> [SUPPLIED RECORDS]:
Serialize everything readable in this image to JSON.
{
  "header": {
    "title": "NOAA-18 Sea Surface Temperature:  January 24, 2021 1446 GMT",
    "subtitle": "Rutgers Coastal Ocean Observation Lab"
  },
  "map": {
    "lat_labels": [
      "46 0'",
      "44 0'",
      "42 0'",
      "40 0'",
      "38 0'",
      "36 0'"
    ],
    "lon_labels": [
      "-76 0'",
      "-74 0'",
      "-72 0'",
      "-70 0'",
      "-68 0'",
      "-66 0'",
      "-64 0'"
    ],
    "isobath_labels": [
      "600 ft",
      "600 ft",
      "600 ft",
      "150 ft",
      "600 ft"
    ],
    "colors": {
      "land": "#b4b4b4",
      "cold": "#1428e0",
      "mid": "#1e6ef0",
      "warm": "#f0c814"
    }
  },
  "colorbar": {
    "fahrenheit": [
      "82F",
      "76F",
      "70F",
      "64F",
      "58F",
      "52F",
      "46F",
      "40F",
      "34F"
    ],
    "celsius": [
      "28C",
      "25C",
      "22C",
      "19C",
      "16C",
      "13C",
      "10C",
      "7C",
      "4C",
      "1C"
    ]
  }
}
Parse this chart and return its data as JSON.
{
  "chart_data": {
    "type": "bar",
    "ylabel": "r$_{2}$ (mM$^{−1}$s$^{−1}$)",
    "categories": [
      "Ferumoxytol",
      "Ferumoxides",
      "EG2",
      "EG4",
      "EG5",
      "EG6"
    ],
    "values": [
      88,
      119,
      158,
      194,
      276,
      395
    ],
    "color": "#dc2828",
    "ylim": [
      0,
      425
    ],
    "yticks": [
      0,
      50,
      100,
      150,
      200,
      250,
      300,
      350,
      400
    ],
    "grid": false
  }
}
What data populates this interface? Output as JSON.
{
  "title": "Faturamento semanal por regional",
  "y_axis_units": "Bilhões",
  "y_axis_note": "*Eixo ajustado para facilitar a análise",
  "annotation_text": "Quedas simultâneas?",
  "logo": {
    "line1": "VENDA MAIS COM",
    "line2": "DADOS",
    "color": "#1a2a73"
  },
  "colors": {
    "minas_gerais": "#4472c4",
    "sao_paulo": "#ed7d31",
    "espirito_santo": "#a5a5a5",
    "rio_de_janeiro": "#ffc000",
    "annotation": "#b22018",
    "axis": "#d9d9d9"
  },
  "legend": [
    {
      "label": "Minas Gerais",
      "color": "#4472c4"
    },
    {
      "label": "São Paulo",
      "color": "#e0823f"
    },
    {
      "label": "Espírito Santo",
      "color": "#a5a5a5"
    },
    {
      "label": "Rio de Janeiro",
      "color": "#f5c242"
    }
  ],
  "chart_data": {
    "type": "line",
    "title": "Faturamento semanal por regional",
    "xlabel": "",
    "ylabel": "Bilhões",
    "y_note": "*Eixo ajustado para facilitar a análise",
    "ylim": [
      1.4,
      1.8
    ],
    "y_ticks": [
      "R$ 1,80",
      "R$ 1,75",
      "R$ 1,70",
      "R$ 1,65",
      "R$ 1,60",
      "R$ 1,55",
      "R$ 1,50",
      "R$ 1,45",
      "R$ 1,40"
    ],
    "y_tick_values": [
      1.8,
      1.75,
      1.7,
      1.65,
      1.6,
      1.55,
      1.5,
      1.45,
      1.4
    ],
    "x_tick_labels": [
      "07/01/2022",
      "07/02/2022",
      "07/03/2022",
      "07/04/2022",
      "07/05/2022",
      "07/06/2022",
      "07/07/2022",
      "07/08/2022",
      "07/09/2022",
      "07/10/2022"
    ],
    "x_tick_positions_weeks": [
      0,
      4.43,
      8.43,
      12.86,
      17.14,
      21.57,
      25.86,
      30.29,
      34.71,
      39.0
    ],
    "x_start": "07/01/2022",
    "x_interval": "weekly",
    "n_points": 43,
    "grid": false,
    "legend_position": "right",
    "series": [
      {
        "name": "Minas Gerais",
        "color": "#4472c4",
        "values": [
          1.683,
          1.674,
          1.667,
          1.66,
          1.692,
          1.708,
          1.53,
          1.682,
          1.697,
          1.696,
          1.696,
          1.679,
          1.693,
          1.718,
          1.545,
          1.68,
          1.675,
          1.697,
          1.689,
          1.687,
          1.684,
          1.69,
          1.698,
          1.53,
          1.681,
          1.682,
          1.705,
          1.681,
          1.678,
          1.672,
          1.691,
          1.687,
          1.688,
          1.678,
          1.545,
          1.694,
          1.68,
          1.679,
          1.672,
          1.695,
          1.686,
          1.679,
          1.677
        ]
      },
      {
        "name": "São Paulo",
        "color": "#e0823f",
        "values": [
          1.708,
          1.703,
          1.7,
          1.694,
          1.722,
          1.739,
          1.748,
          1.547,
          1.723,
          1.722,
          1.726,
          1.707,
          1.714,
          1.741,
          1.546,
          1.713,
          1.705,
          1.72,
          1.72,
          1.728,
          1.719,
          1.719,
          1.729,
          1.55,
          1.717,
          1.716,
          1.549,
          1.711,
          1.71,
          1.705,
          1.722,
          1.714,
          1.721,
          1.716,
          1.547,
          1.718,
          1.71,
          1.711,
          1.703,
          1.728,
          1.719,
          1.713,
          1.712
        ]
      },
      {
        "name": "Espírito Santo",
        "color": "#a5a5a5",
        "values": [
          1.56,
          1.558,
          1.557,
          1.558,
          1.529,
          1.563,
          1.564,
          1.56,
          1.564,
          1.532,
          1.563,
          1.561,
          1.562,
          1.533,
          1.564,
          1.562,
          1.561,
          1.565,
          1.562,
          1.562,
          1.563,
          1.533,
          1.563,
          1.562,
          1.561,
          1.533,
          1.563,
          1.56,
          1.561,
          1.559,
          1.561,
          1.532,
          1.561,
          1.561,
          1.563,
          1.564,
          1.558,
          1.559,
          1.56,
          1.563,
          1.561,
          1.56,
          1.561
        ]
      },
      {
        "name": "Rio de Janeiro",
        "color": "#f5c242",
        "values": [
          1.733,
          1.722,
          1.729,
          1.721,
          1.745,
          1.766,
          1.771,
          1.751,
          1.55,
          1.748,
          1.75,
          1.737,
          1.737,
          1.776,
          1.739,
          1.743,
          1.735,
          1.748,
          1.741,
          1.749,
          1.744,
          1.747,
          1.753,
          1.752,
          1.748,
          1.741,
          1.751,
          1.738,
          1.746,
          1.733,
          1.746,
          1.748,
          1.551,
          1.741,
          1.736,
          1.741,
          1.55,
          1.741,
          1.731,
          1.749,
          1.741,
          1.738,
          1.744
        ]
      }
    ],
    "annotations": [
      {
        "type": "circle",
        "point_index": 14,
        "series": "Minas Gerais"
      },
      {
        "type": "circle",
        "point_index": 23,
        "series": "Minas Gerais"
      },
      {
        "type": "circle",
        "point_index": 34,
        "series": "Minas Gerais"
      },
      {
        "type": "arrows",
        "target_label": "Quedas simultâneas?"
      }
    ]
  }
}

> [TASK DIRECTIONS]: Report how many lines include the word "ajustado". Give nothing but the number.

> [CORRECT ANSWER]: 2